> _What is being asked_:
Wherever a line holds the word "место", copy that line out.

> _The input_:
------------

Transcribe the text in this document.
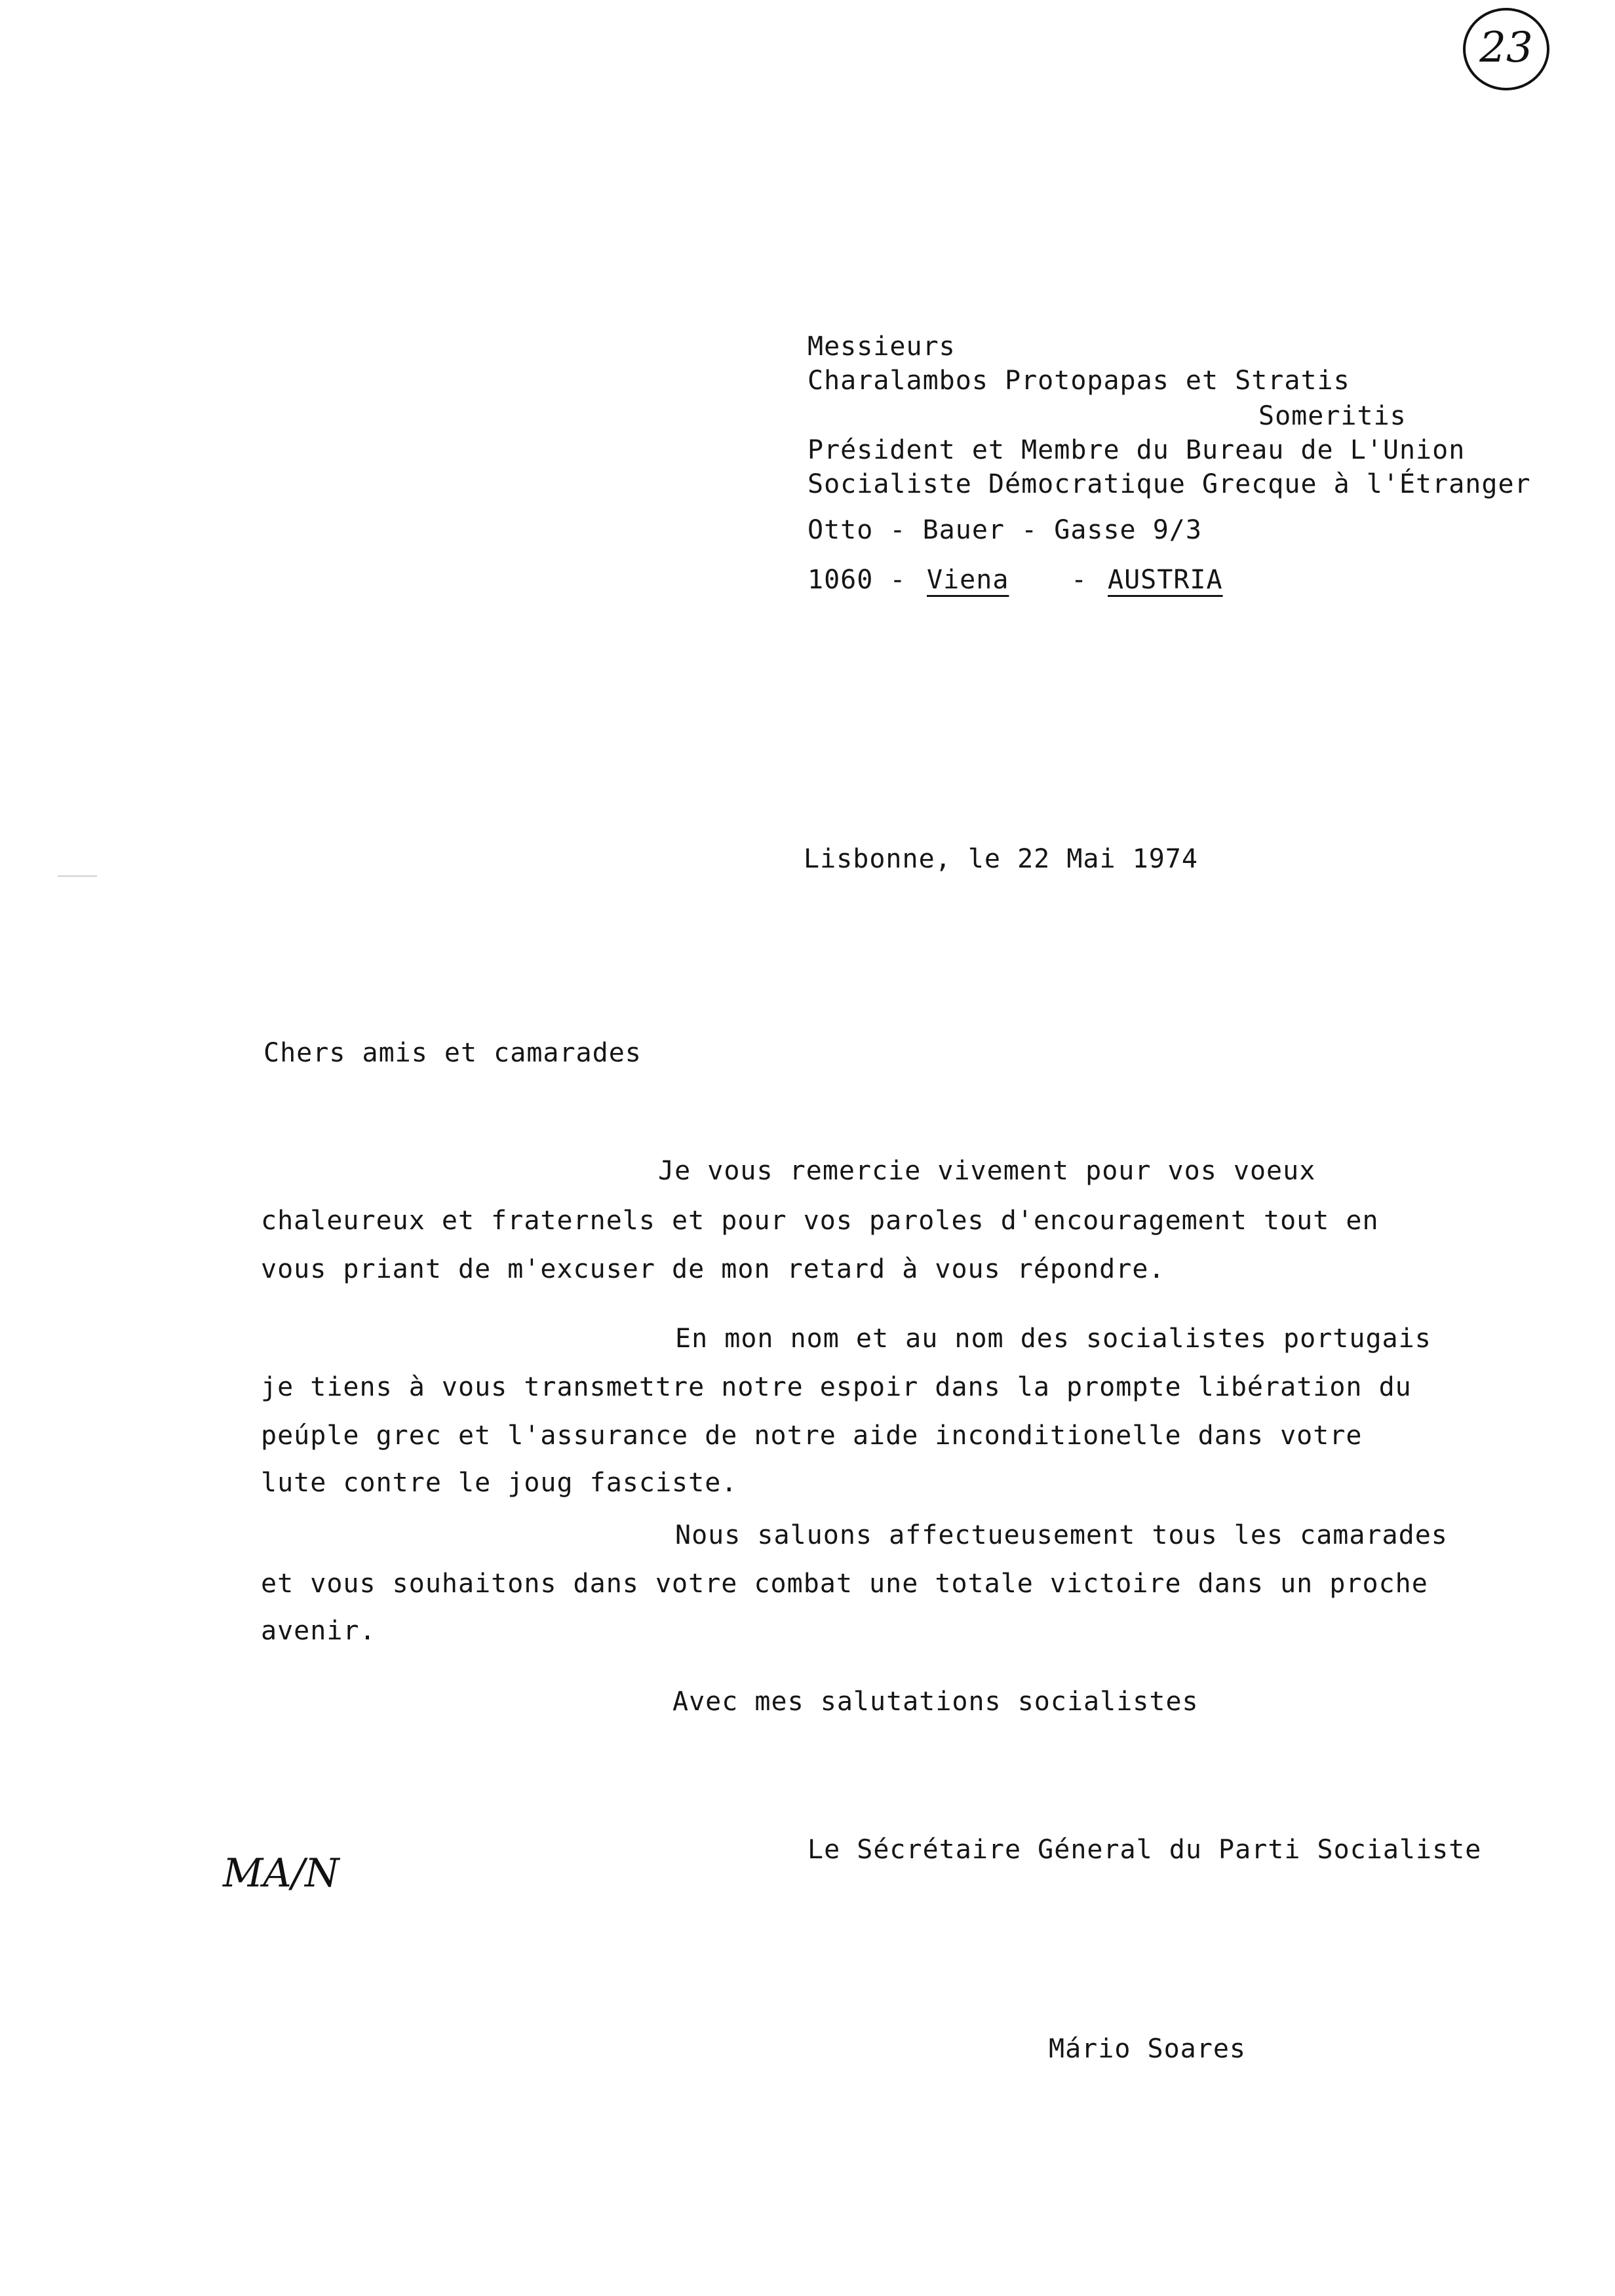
23
Messieurs
Charalambos Protopapas et Stratis
Someritis
Président et Membre du Bureau de L'Union
Socialiste Démocratique Grecque à l'Étranger
Otto - Bauer - Gasse 9/3
1060 - Viena - AUSTRIA
Lisbonne, le 22 Mai 1974
Chers amis et camarades
Je vous remercie vivement pour vos voeux
chaleureux et fraternels et pour vos paroles d'encouragement tout en
vous priant de m'excuser de mon retard à vous répondre.
En mon nom et au nom des socialistes portugais
je tiens à vous transmettre notre espoir dans la prompte libération du
peúple grec et l'assurance de notre aide inconditionelle dans votre
lute contre le joug fasciste.
Nous saluons affectueusement tous les camarades
et vous souhaitons dans votre combat une totale victoire dans un proche
avenir.
Avec mes salutations socialistes
MA/N
Le Sécrétaire Géneral du Parti Socialiste
Mário Soares
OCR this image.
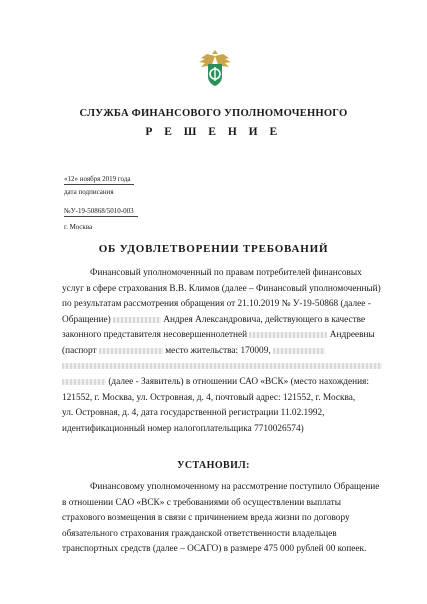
СЛУЖБА ФИНАНСОВОГО УПОЛНОМОЧЕННОГО
Р Е Ш Е Н И Е
«12» ноября 2019 года
дата подписания
№У-19-50868/5010-003
г. Москва
ОБ УДОВЛЕТВОРЕНИИ ТРЕБОВАНИЙ

Финансовый уполномоченный по правам потребителей финансовых

услуг в сфере страхования В.В. Климов (далее – Финансовый уполномоченный)
по результатам рассмотрения обращения от 21.10.2019 № У-19-50868 (далее -
Обращение)	Андрея Александровича, действующего в качестве
законного представителя несовершеннолетней	Андреевны
(паспорт	место жительства: 170009,
(далее - Заявитель) в отношении САО «ВСК» (место нахождения:
121552, г. Москва, ул. Островная, д. 4, почтовый адрес: 121552, г. Москва,
ул. Островная, д. 4, дата государственной регистрации 11.02.1992,
идентификационный номер налогоплательщика 7710026574)
УСТАНОВИЛ:

Финансовому уполномоченному на рассмотрение поступило Обращение

в отношении САО «ВСК» с требованиями об осуществлении выплаты
страхового возмещения в связи с причинением вреда жизни по договору
обязательного страхования гражданской ответственности владельцев
транспортных средств (далее – ОСАГО) в размере 475 000 рублей 00 копеек.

------------

> _Solution to the problem_:
(паспорт	место жительства: 170009,
(далее - Заявитель) в отношении САО «ВСК» (место нахождения:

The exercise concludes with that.